▶ _Given data_

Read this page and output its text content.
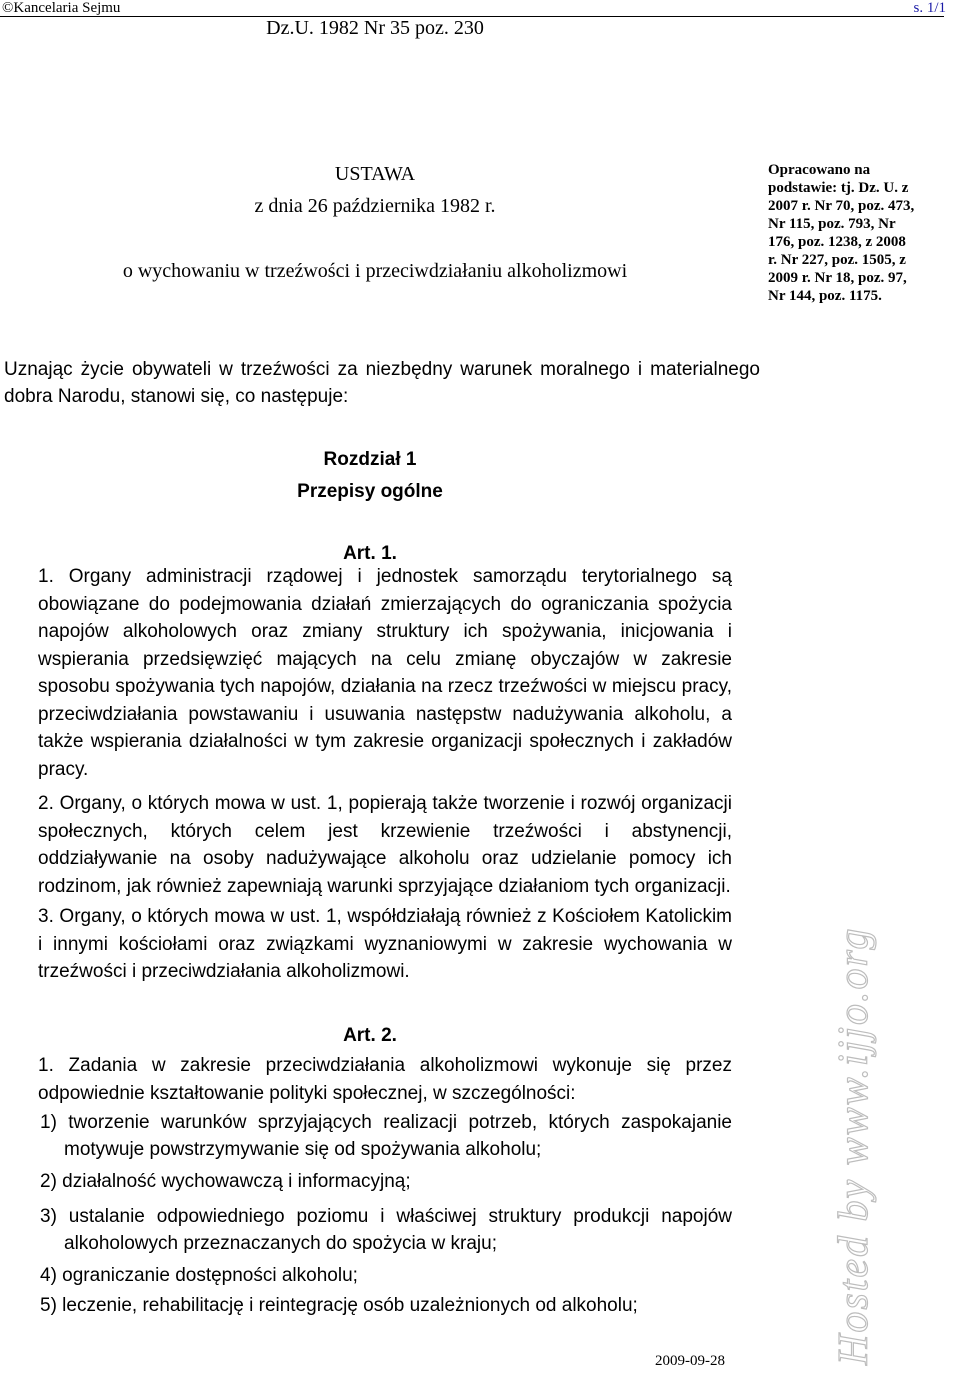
©Kancelaria Sejmu	s. 1/1
Dz.U. 1982 Nr 35 poz. 230
USTAWA
z dnia 26 października 1982 r.
o wychowaniu w trzeźwości i przeciwdziałaniu alkoholizmowi
Uznając życie obywateli w trzeźwości za niezbędny warunek moralnego i materialnego dobra Narodu, stanowi się, co następuje:
Opracowano na podstawie: tj. Dz. U. z 2007 r. Nr 70, poz. 473, Nr 115, poz. 793, Nr 176, poz. 1238, z 2008 r. Nr 227, poz. 1505, z 2009 r. Nr 18, poz. 97, Nr 144, poz. 1175.
Rozdział 1
Przepisy ogólne
Art. 1.
1. Organy administracji rządowej i jednostek samorządu terytorialnego są obowiązane do podejmowania działań zmierzających do ograniczania spożycia napojów alkoholowych oraz zmiany struktury ich spożywania, inicjowania i wspierania przedsięwzięć mających na celu zmianę obyczajów w zakresie sposobu spożywania tych napojów, działania na rzecz trzeźwości w miejscu pracy, przeciwdziałania powstawaniu i usuwania następstw nadużywania alkoholu, a także wspierania działalności w tym zakresie organizacji społecznych i zakładów pracy.
2. Organy, o których mowa w ust. 1, popierają także tworzenie i rozwój organizacji społecznych, których celem jest krzewienie trzeźwości i abstynencji, oddziaływanie na osoby nadużywające alkoholu oraz udzielanie pomocy ich rodzinom, jak również zapewniają warunki sprzyjające działaniom tych organizacji.
3. Organy, o których mowa w ust. 1, współdziałają również z Kościołem Katolickim i innymi kościołami oraz związkami wyznaniowymi w zakresie wychowania w trzeźwości i przeciwdziałania alkoholizmowi.
Art. 2.
1. Zadania w zakresie przeciwdziałania alkoholizmowi wykonuje się przez odpowiednie kształtowanie polityki społecznej, w szczególności:
1) tworzenie warunków sprzyjających realizacji potrzeb, których zaspokajanie motywuje powstrzymywanie się od spożywania alkoholu;
2) działalność wychowawczą i informacyjną;
3) ustalanie odpowiedniego poziomu i właściwej struktury produkcji napojów alkoholowych przeznaczanych do spożycia w kraju;
4) ograniczanie dostępności alkoholu;
5) leczenie, rehabilitację i reintegrację osób uzależnionych od alkoholu;
2009-09-28	Hosted by www.ijjo.org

▶ _Requirement_
Exclude the pictures and transcribe all of the entries exactly.

▶ _The output_
Read this page and output its text content.
©Kancelaria Sejmu	s. 1/1
Dz.U. 1982 Nr 35 poz. 230
USTAWA
z dnia 26 października 1982 r.
o wychowaniu w trzeźwości i przeciwdziałaniu alkoholizmowi
Uznając życie obywateli w trzeźwości za niezbędny warunek moralnego i materialnego dobra Narodu, stanowi się, co następuje:
Opracowano na podstawie: tj. Dz. U. z 2007 r. Nr 70, poz. 473, Nr 115, poz. 793, Nr 176, poz. 1238, z 2008 r. Nr 227, poz. 1505, z 2009 r. Nr 18, poz. 97, Nr 144, poz. 1175.
Rozdział 1
Przepisy ogólne
Art. 1.
1. Organy administracji rządowej i jednostek samorządu terytorialnego są obowiązane do podejmowania działań zmierzających do ograniczania spożycia napojów alkoholowych oraz zmiany struktury ich spożywania, inicjowania i wspierania przedsięwzięć mających na celu zmianę obyczajów w zakresie sposobu spożywania tych napojów, działania na rzecz trzeźwości w miejscu pracy, przeciwdziałania powstawaniu i usuwania następstw nadużywania alkoholu, a także wspierania działalności w tym zakresie organizacji społecznych i zakładów pracy.
2. Organy, o których mowa w ust. 1, popierają także tworzenie i rozwój organizacji społecznych, których celem jest krzewienie trzeźwości i abstynencji, oddziaływanie na osoby nadużywające alkoholu oraz udzielanie pomocy ich rodzinom, jak również zapewniają warunki sprzyjające działaniom tych organizacji.
3. Organy, o których mowa w ust. 1, współdziałają również z Kościołem Katolickim i innymi kościołami oraz związkami wyznaniowymi w zakresie wychowania w trzeźwości i przeciwdziałania alkoholizmowi.
Art. 2.
1. Zadania w zakresie przeciwdziałania alkoholizmowi wykonuje się przez odpowiednie kształtowanie polityki społecznej, w szczególności:
1) tworzenie warunków sprzyjających realizacji potrzeb, których zaspokajanie motywuje powstrzymywanie się od spożywania alkoholu;
2) działalność wychowawczą i informacyjną;
3) ustalanie odpowiedniego poziomu i właściwej struktury produkcji napojów alkoholowych przeznaczanych do spożycia w kraju;
4) ograniczanie dostępności alkoholu;
5) leczenie, rehabilitację i reintegrację osób uzależnionych od alkoholu;
2009-09-28	Hosted by www.ijjo.org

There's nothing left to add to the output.